Dataset items
----

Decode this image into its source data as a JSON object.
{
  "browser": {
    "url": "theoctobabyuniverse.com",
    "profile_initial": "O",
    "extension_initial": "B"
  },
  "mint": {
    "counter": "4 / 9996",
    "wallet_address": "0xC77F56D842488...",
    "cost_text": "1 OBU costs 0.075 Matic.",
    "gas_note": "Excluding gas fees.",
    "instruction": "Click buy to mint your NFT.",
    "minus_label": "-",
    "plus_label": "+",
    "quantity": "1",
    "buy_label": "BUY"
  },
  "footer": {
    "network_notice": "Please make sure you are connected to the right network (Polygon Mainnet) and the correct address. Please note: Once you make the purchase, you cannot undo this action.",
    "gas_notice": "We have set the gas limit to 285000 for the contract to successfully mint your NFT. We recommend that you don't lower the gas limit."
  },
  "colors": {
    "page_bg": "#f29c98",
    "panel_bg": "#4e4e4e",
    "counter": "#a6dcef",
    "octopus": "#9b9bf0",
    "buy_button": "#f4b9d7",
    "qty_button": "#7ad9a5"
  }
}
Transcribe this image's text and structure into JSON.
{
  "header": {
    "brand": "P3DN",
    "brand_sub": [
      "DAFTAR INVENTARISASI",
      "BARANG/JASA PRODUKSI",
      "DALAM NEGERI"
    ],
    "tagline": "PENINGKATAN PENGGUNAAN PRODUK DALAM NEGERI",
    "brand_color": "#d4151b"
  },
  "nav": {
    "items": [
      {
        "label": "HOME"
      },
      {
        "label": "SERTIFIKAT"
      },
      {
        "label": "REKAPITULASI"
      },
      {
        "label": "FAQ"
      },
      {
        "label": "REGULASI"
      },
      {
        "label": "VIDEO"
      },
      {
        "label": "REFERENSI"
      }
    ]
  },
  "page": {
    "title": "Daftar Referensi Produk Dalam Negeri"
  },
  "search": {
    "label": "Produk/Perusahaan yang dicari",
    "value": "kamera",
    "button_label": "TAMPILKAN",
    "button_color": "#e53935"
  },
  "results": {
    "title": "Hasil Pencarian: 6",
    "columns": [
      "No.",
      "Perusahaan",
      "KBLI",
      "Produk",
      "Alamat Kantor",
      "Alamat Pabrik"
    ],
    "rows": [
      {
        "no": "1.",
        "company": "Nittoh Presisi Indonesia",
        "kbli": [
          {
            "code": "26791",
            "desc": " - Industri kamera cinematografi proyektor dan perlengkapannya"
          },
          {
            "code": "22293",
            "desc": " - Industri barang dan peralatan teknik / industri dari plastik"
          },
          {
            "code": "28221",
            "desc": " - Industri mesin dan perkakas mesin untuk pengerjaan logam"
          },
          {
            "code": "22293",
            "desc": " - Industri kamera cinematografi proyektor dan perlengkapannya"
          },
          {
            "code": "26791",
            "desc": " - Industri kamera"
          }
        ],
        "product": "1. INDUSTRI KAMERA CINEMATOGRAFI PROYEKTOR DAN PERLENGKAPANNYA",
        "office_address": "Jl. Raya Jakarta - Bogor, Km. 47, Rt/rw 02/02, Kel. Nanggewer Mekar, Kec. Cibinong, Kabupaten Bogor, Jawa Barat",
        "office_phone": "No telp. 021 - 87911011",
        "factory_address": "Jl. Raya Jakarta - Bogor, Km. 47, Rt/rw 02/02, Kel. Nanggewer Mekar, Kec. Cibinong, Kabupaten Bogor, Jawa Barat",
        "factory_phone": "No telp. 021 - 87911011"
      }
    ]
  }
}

----

Directions for this task → Write out every entry again, keeping each line exactly the same.

Task solution →
Decode this image into its source data as a JSON object.
{
  "browser": {
    "url": "theoctobabyuniverse.com",
    "profile_initial": "O",
    "extension_initial": "B"
  },
  "mint": {
    "counter": "4 / 9996",
    "wallet_address": "0xC77F56D842488...",
    "cost_text": "1 OBU costs 0.075 Matic.",
    "gas_note": "Excluding gas fees.",
    "instruction": "Click buy to mint your NFT.",
    "minus_label": "-",
    "plus_label": "+",
    "quantity": "1",
    "buy_label": "BUY"
  },
  "footer": {
    "network_notice": "Please make sure you are connected to the right network (Polygon Mainnet) and the correct address. Please note: Once you make the purchase, you cannot undo this action.",
    "gas_notice": "We have set the gas limit to 285000 for the contract to successfully mint your NFT. We recommend that you don't lower the gas limit."
  },
  "colors": {
    "page_bg": "#f29c98",
    "panel_bg": "#4e4e4e",
    "counter": "#a6dcef",
    "octopus": "#9b9bf0",
    "buy_button": "#f4b9d7",
    "qty_button": "#7ad9a5"
  }
}
Transcribe this image's text and structure into JSON.
{
  "header": {
    "brand": "P3DN",
    "brand_sub": [
      "DAFTAR INVENTARISASI",
      "BARANG/JASA PRODUKSI",
      "DALAM NEGERI"
    ],
    "tagline": "PENINGKATAN PENGGUNAAN PRODUK DALAM NEGERI",
    "brand_color": "#d4151b"
  },
  "nav": {
    "items": [
      {
        "label": "HOME"
      },
      {
        "label": "SERTIFIKAT"
      },
      {
        "label": "REKAPITULASI"
      },
      {
        "label": "FAQ"
      },
      {
        "label": "REGULASI"
      },
      {
        "label": "VIDEO"
      },
      {
        "label": "REFERENSI"
      }
    ]
  },
  "page": {
    "title": "Daftar Referensi Produk Dalam Negeri"
  },
  "search": {
    "label": "Produk/Perusahaan yang dicari",
    "value": "kamera",
    "button_label": "TAMPILKAN",
    "button_color": "#e53935"
  },
  "results": {
    "title": "Hasil Pencarian: 6",
    "columns": [
      "No.",
      "Perusahaan",
      "KBLI",
      "Produk",
      "Alamat Kantor",
      "Alamat Pabrik"
    ],
    "rows": [
      {
        "no": "1.",
        "company": "Nittoh Presisi Indonesia",
        "kbli": [
          {
            "code": "26791",
            "desc": " - Industri kamera cinematografi proyektor dan perlengkapannya"
          },
          {
            "code": "22293",
            "desc": " - Industri barang dan peralatan teknik / industri dari plastik"
          },
          {
            "code": "28221",
            "desc": " - Industri mesin dan perkakas mesin untuk pengerjaan logam"
          },
          {
            "code": "22293",
            "desc": " - Industri kamera cinematografi proyektor dan perlengkapannya"
          },
          {
            "code": "26791",
            "desc": " - Industri kamera"
          }
        ],
        "product": "1. INDUSTRI KAMERA CINEMATOGRAFI PROYEKTOR DAN PERLENGKAPANNYA",
        "office_address": "Jl. Raya Jakarta - Bogor, Km. 47, Rt/rw 02/02, Kel. Nanggewer Mekar, Kec. Cibinong, Kabupaten Bogor, Jawa Barat",
        "office_phone": "No telp. 021 - 87911011",
        "factory_address": "Jl. Raya Jakarta - Bogor, Km. 47, Rt/rw 02/02, Kel. Nanggewer Mekar, Kec. Cibinong, Kabupaten Bogor, Jawa Barat",
        "factory_phone": "No telp. 021 - 87911011"
      }
    ]
  }
}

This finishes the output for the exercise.